##### PROVIDED RECORDS #####

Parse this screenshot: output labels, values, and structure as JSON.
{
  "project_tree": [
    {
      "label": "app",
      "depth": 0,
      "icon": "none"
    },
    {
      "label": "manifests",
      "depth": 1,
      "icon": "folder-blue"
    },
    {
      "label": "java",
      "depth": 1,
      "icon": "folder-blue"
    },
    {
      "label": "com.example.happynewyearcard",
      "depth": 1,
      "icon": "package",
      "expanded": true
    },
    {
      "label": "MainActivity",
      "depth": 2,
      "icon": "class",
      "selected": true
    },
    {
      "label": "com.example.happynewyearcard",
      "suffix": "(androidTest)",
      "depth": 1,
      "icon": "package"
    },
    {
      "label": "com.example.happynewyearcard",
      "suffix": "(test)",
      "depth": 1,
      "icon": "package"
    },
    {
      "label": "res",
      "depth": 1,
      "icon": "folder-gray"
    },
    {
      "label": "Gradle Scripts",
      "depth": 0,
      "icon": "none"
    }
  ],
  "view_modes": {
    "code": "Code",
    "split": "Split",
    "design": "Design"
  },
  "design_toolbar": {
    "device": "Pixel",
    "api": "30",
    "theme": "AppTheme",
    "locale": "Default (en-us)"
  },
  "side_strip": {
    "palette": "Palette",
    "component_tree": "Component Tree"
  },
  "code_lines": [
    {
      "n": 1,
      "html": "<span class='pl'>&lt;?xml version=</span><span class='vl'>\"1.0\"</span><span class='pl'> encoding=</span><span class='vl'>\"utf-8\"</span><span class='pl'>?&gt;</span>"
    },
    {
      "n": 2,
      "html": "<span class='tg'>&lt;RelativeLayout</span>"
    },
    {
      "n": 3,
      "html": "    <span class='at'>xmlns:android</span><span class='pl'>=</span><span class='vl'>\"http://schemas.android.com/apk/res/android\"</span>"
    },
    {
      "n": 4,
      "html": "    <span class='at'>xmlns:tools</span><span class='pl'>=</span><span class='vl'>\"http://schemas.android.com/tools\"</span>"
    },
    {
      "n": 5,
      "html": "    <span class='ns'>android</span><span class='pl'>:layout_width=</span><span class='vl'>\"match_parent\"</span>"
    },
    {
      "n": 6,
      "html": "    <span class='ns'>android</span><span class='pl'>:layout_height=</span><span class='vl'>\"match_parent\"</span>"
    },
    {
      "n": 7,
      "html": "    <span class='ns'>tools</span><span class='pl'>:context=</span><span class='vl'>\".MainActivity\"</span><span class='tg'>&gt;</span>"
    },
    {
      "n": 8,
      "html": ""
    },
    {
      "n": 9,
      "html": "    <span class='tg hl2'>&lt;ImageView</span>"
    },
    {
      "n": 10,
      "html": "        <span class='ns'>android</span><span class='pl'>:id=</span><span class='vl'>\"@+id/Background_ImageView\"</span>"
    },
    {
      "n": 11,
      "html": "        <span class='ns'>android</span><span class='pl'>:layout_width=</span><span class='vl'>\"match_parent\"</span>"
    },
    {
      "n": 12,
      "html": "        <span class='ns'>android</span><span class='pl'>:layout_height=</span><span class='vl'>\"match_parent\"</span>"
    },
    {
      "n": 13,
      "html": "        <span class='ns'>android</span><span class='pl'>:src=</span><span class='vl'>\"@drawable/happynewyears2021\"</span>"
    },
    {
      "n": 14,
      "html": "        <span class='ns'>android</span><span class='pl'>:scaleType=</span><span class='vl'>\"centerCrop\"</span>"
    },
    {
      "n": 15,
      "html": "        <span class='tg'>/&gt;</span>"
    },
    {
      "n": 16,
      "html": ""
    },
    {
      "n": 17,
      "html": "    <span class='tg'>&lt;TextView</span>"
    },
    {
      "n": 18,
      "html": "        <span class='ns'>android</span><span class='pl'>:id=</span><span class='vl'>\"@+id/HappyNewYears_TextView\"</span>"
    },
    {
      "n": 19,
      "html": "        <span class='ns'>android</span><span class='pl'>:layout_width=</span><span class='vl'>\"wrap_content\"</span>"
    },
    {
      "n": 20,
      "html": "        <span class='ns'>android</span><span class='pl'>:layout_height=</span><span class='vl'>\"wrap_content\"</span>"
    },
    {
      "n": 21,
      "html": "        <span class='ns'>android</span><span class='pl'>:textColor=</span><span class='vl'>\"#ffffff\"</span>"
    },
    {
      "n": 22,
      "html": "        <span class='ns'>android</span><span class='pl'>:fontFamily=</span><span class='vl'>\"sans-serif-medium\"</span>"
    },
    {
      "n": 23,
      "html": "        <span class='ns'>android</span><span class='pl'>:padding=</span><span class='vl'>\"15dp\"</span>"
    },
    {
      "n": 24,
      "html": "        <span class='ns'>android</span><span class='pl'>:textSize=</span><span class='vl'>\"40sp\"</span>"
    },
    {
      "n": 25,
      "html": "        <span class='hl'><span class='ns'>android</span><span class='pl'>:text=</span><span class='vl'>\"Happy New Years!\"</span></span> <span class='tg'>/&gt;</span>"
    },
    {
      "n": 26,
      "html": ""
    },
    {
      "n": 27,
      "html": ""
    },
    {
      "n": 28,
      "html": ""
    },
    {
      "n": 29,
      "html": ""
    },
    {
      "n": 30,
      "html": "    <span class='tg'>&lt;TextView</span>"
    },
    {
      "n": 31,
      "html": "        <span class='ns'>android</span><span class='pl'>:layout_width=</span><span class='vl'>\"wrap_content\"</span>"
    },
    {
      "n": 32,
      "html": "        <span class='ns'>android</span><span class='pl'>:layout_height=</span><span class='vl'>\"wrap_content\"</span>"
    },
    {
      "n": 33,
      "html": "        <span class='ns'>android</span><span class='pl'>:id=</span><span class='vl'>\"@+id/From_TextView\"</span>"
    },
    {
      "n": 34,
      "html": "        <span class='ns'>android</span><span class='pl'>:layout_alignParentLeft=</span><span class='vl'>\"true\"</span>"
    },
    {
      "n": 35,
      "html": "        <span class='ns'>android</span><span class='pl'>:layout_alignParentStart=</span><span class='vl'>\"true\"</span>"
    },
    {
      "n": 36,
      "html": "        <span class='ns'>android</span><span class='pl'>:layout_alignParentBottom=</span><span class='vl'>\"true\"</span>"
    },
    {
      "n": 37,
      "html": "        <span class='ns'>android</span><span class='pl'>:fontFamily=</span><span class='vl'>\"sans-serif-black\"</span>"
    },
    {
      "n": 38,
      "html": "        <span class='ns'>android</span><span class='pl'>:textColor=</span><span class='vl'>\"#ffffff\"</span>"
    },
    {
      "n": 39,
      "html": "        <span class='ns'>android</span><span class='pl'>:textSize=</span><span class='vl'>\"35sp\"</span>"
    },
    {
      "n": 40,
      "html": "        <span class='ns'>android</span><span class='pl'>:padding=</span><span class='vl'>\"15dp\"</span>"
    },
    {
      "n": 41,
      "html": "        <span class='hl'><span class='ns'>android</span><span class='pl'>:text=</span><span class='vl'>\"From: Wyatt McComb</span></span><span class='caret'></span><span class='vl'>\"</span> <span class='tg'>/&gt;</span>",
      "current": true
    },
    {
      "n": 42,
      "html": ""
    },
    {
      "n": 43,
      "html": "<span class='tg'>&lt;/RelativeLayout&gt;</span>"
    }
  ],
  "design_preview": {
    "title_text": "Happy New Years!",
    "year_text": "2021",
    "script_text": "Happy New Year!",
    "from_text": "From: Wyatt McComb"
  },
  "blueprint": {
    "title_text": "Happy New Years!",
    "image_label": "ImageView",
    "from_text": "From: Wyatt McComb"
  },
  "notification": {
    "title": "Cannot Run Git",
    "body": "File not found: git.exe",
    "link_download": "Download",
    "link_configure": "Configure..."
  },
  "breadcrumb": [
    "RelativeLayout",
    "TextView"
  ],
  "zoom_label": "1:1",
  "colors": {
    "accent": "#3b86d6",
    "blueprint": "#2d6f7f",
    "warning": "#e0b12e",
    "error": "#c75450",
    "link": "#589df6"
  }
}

#####

• **AIM**: Filter the records above for "schemas" and copy every matching line.

• **ANSWER IN FULL**:
      "html": "    <span class='at'>xmlns:android</span><span class='pl'>=</span><span class='vl'>\"http://schemas.android.com/apk/res/android\"</span>"
      "html": "    <span class='at'>xmlns:tools</span><span class='pl'>=</span><span class='vl'>\"http://schemas.android.com/tools\"</span>"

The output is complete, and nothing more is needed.